### [What needs to be done]
Copy out the listing exactly.

### [Exercise material]
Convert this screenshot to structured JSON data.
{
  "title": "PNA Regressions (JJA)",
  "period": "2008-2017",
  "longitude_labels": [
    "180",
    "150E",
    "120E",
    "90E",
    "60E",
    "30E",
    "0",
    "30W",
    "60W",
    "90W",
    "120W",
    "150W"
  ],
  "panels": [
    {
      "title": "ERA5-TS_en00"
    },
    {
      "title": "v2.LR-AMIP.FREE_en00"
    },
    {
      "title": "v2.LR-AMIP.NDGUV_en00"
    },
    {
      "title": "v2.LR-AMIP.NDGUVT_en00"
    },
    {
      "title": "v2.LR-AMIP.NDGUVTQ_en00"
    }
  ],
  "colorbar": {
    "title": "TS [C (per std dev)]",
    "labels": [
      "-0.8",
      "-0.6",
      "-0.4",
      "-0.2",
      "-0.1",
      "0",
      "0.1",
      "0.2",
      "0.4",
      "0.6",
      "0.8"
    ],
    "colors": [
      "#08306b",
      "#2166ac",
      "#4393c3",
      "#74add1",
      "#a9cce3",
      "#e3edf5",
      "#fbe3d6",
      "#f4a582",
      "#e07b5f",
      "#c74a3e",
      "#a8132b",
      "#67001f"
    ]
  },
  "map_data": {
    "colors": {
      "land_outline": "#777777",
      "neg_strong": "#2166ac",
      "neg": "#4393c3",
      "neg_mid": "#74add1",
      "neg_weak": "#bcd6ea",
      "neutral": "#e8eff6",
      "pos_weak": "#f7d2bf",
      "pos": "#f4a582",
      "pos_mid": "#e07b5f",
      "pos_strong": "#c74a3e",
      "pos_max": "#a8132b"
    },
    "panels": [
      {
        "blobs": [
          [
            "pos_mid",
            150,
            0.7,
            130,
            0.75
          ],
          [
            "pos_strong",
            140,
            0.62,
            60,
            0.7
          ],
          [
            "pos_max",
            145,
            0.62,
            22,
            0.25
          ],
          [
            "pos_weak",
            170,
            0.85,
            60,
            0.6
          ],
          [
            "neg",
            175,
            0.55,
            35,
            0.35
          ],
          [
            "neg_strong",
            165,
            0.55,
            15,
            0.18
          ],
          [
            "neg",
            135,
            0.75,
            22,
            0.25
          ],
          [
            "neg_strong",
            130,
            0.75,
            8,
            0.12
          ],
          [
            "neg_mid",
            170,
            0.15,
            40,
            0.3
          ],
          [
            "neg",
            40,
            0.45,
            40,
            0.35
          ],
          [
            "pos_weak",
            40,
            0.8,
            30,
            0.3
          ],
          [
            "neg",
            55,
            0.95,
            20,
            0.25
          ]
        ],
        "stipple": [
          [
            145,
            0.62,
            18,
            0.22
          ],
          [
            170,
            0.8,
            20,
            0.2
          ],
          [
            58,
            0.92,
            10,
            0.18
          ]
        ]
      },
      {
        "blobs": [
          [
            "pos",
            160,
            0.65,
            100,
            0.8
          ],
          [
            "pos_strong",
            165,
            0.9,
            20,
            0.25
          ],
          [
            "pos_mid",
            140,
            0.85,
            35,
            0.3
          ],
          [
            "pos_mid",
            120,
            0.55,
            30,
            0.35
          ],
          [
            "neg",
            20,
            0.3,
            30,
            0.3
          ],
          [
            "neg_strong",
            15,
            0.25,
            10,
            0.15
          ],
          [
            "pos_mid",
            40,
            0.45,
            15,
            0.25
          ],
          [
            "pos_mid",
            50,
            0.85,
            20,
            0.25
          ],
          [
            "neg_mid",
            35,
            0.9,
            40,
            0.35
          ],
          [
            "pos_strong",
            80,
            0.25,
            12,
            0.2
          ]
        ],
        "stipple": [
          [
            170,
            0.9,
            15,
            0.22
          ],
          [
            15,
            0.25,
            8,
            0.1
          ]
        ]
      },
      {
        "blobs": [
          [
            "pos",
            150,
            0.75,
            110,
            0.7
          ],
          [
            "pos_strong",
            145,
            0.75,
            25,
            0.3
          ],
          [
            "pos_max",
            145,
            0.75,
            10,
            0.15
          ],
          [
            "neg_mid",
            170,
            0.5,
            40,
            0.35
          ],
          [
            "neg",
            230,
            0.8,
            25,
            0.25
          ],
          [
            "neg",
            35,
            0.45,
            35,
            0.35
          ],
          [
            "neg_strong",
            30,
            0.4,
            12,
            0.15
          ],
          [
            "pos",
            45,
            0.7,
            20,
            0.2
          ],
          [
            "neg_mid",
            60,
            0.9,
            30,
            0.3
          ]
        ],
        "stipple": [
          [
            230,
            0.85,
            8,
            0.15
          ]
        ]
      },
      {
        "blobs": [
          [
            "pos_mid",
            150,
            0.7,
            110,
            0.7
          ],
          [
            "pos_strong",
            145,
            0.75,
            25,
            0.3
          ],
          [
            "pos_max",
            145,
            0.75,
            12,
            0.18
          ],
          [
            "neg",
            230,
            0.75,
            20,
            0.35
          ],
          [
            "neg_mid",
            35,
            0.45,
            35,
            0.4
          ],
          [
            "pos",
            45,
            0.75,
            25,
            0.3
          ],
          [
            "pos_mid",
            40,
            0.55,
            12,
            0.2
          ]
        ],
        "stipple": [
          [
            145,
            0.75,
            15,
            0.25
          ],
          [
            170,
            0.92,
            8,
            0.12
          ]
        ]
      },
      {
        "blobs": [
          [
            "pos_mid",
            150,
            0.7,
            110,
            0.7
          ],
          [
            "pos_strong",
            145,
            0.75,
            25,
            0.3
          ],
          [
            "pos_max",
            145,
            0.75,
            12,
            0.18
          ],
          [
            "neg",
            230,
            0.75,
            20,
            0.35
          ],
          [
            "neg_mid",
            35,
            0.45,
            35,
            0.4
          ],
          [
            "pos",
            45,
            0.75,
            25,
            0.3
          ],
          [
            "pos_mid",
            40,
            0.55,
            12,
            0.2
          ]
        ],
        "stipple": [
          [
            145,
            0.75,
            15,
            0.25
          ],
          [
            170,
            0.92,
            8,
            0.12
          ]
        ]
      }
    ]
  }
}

### [Solution to this task]
Convert this screenshot to structured JSON data.
{
  "title": "PNA Regressions (JJA)",
  "period": "2008-2017",
  "longitude_labels": [
    "180",
    "150E",
    "120E",
    "90E",
    "60E",
    "30E",
    "0",
    "30W",
    "60W",
    "90W",
    "120W",
    "150W"
  ],
  "panels": [
    {
      "title": "ERA5-TS_en00"
    },
    {
      "title": "v2.LR-AMIP.FREE_en00"
    },
    {
      "title": "v2.LR-AMIP.NDGUV_en00"
    },
    {
      "title": "v2.LR-AMIP.NDGUVT_en00"
    },
    {
      "title": "v2.LR-AMIP.NDGUVTQ_en00"
    }
  ],
  "colorbar": {
    "title": "TS [C (per std dev)]",
    "labels": [
      "-0.8",
      "-0.6",
      "-0.4",
      "-0.2",
      "-0.1",
      "0",
      "0.1",
      "0.2",
      "0.4",
      "0.6",
      "0.8"
    ],
    "colors": [
      "#08306b",
      "#2166ac",
      "#4393c3",
      "#74add1",
      "#a9cce3",
      "#e3edf5",
      "#fbe3d6",
      "#f4a582",
      "#e07b5f",
      "#c74a3e",
      "#a8132b",
      "#67001f"
    ]
  },
  "map_data": {
    "colors": {
      "land_outline": "#777777",
      "neg_strong": "#2166ac",
      "neg": "#4393c3",
      "neg_mid": "#74add1",
      "neg_weak": "#bcd6ea",
      "neutral": "#e8eff6",
      "pos_weak": "#f7d2bf",
      "pos": "#f4a582",
      "pos_mid": "#e07b5f",
      "pos_strong": "#c74a3e",
      "pos_max": "#a8132b"
    },
    "panels": [
      {
        "blobs": [
          [
            "pos_mid",
            150,
            0.7,
            130,
            0.75
          ],
          [
            "pos_strong",
            140,
            0.62,
            60,
            0.7
          ],
          [
            "pos_max",
            145,
            0.62,
            22,
            0.25
          ],
          [
            "pos_weak",
            170,
            0.85,
            60,
            0.6
          ],
          [
            "neg",
            175,
            0.55,
            35,
            0.35
          ],
          [
            "neg_strong",
            165,
            0.55,
            15,
            0.18
          ],
          [
            "neg",
            135,
            0.75,
            22,
            0.25
          ],
          [
            "neg_strong",
            130,
            0.75,
            8,
            0.12
          ],
          [
            "neg_mid",
            170,
            0.15,
            40,
            0.3
          ],
          [
            "neg",
            40,
            0.45,
            40,
            0.35
          ],
          [
            "pos_weak",
            40,
            0.8,
            30,
            0.3
          ],
          [
            "neg",
            55,
            0.95,
            20,
            0.25
          ]
        ],
        "stipple": [
          [
            145,
            0.62,
            18,
            0.22
          ],
          [
            170,
            0.8,
            20,
            0.2
          ],
          [
            58,
            0.92,
            10,
            0.18
          ]
        ]
      },
      {
        "blobs": [
          [
            "pos",
            160,
            0.65,
            100,
            0.8
          ],
          [
            "pos_strong",
            165,
            0.9,
            20,
            0.25
          ],
          [
            "pos_mid",
            140,
            0.85,
            35,
            0.3
          ],
          [
            "pos_mid",
            120,
            0.55,
            30,
            0.35
          ],
          [
            "neg",
            20,
            0.3,
            30,
            0.3
          ],
          [
            "neg_strong",
            15,
            0.25,
            10,
            0.15
          ],
          [
            "pos_mid",
            40,
            0.45,
            15,
            0.25
          ],
          [
            "pos_mid",
            50,
            0.85,
            20,
            0.25
          ],
          [
            "neg_mid",
            35,
            0.9,
            40,
            0.35
          ],
          [
            "pos_strong",
            80,
            0.25,
            12,
            0.2
          ]
        ],
        "stipple": [
          [
            170,
            0.9,
            15,
            0.22
          ],
          [
            15,
            0.25,
            8,
            0.1
          ]
        ]
      },
      {
        "blobs": [
          [
            "pos",
            150,
            0.75,
            110,
            0.7
          ],
          [
            "pos_strong",
            145,
            0.75,
            25,
            0.3
          ],
          [
            "pos_max",
            145,
            0.75,
            10,
            0.15
          ],
          [
            "neg_mid",
            170,
            0.5,
            40,
            0.35
          ],
          [
            "neg",
            230,
            0.8,
            25,
            0.25
          ],
          [
            "neg",
            35,
            0.45,
            35,
            0.35
          ],
          [
            "neg_strong",
            30,
            0.4,
            12,
            0.15
          ],
          [
            "pos",
            45,
            0.7,
            20,
            0.2
          ],
          [
            "neg_mid",
            60,
            0.9,
            30,
            0.3
          ]
        ],
        "stipple": [
          [
            230,
            0.85,
            8,
            0.15
          ]
        ]
      },
      {
        "blobs": [
          [
            "pos_mid",
            150,
            0.7,
            110,
            0.7
          ],
          [
            "pos_strong",
            145,
            0.75,
            25,
            0.3
          ],
          [
            "pos_max",
            145,
            0.75,
            12,
            0.18
          ],
          [
            "neg",
            230,
            0.75,
            20,
            0.35
          ],
          [
            "neg_mid",
            35,
            0.45,
            35,
            0.4
          ],
          [
            "pos",
            45,
            0.75,
            25,
            0.3
          ],
          [
            "pos_mid",
            40,
            0.55,
            12,
            0.2
          ]
        ],
        "stipple": [
          [
            145,
            0.75,
            15,
            0.25
          ],
          [
            170,
            0.92,
            8,
            0.12
          ]
        ]
      },
      {
        "blobs": [
          [
            "pos_mid",
            150,
            0.7,
            110,
            0.7
          ],
          [
            "pos_strong",
            145,
            0.75,
            25,
            0.3
          ],
          [
            "pos_max",
            145,
            0.75,
            12,
            0.18
          ],
          [
            "neg",
            230,
            0.75,
            20,
            0.35
          ],
          [
            "neg_mid",
            35,
            0.45,
            35,
            0.4
          ],
          [
            "pos",
            45,
            0.75,
            25,
            0.3
          ],
          [
            "pos_mid",
            40,
            0.55,
            12,
            0.2
          ]
        ],
        "stipple": [
          [
            145,
            0.75,
            15,
            0.25
          ],
          [
            170,
            0.92,
            8,
            0.12
          ]
        ]
      }
    ]
  }
}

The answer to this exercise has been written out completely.